Exercise requirements ::
Your task is to repeat all of the data exactly while excluding the pictures.

[Stored records]
* Begin *
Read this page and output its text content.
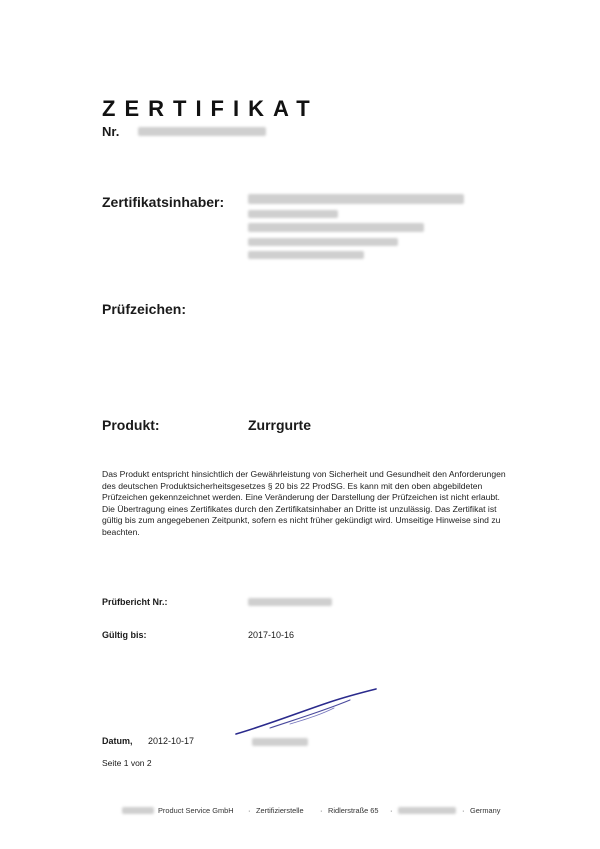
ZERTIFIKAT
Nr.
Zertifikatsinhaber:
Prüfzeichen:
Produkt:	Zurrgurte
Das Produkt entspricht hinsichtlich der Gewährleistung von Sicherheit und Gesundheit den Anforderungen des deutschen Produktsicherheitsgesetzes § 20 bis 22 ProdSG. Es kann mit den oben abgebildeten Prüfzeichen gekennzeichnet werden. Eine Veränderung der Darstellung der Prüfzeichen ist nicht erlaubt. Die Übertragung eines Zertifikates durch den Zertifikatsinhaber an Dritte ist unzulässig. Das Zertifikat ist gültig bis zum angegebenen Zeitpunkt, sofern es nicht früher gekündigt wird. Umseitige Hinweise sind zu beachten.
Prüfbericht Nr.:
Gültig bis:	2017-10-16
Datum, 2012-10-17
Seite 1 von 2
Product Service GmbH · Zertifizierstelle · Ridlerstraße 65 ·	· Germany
* End *
Response to the task ::
Read this page and output its text content.
ZERTIFIKAT
Nr.
Zertifikatsinhaber:
Prüfzeichen:
Produkt:	Zurrgurte
Das Produkt entspricht hinsichtlich der Gewährleistung von Sicherheit und Gesundheit den Anforderungen des deutschen Produktsicherheitsgesetzes § 20 bis 22 ProdSG. Es kann mit den oben abgebildeten Prüfzeichen gekennzeichnet werden. Eine Veränderung der Darstellung der Prüfzeichen ist nicht erlaubt. Die Übertragung eines Zertifikates durch den Zertifikatsinhaber an Dritte ist unzulässig. Das Zertifikat ist gültig bis zum angegebenen Zeitpunkt, sofern es nicht früher gekündigt wird. Umseitige Hinweise sind zu beachten.
Prüfbericht Nr.:
Gültig bis:	2017-10-16
Datum, 2012-10-17
Seite 1 von 2
Product Service GmbH · Zertifizierstelle · Ridlerstraße 65 ·	· Germany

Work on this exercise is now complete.